**INFORMATION PROVIDED:**

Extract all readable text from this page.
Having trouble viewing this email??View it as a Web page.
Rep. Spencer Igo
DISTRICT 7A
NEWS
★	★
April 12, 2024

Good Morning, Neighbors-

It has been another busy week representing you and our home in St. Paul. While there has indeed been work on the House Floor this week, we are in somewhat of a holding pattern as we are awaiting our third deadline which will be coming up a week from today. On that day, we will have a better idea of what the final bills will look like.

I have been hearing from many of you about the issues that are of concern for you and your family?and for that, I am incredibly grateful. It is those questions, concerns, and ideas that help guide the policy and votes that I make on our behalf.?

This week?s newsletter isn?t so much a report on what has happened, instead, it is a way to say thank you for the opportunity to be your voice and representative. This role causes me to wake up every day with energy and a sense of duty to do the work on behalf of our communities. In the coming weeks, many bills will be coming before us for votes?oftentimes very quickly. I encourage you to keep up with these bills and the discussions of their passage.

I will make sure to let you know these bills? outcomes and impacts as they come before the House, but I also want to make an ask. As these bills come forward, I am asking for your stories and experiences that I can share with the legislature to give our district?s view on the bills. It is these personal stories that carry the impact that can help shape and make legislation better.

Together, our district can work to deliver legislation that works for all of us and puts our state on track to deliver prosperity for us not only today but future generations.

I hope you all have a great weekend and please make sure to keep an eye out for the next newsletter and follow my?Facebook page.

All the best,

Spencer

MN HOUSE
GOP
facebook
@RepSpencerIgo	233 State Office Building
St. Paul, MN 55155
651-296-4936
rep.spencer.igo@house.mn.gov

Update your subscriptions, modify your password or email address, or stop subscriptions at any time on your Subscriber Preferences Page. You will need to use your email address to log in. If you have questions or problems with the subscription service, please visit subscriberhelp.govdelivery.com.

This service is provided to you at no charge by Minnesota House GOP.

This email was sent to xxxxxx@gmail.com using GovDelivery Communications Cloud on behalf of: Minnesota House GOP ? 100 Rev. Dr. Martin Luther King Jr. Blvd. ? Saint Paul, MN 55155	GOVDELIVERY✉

**WHAT THIS TASK INVOLVES:** Repeat the preceding lines exactly, please, every one of them.

**TASK SOLUTION:**
Extract all readable text from this page.
Having trouble viewing this email??View it as a Web page.
Rep. Spencer Igo
DISTRICT 7A
NEWS
★	★
April 12, 2024

Good Morning, Neighbors-

It has been another busy week representing you and our home in St. Paul. While there has indeed been work on the House Floor this week, we are in somewhat of a holding pattern as we are awaiting our third deadline which will be coming up a week from today. On that day, we will have a better idea of what the final bills will look like.

I have been hearing from many of you about the issues that are of concern for you and your family?and for that, I am incredibly grateful. It is those questions, concerns, and ideas that help guide the policy and votes that I make on our behalf.?

This week?s newsletter isn?t so much a report on what has happened, instead, it is a way to say thank you for the opportunity to be your voice and representative. This role causes me to wake up every day with energy and a sense of duty to do the work on behalf of our communities. In the coming weeks, many bills will be coming before us for votes?oftentimes very quickly. I encourage you to keep up with these bills and the discussions of their passage.

I will make sure to let you know these bills? outcomes and impacts as they come before the House, but I also want to make an ask. As these bills come forward, I am asking for your stories and experiences that I can share with the legislature to give our district?s view on the bills. It is these personal stories that carry the impact that can help shape and make legislation better.

Together, our district can work to deliver legislation that works for all of us and puts our state on track to deliver prosperity for us not only today but future generations.

I hope you all have a great weekend and please make sure to keep an eye out for the next newsletter and follow my?Facebook page.

All the best,

Spencer

MN HOUSE
GOP
facebook
@RepSpencerIgo	233 State Office Building
St. Paul, MN 55155
651-296-4936
rep.spencer.igo@house.mn.gov

Update your subscriptions, modify your password or email address, or stop subscriptions at any time on your Subscriber Preferences Page. You will need to use your email address to log in. If you have questions or problems with the subscription service, please visit subscriberhelp.govdelivery.com.

This service is provided to you at no charge by Minnesota House GOP.

This email was sent to xxxxxx@gmail.com using GovDelivery Communications Cloud on behalf of: Minnesota House GOP ? 100 Rev. Dr. Martin Luther King Jr. Blvd. ? Saint Paul, MN 55155	GOVDELIVERY✉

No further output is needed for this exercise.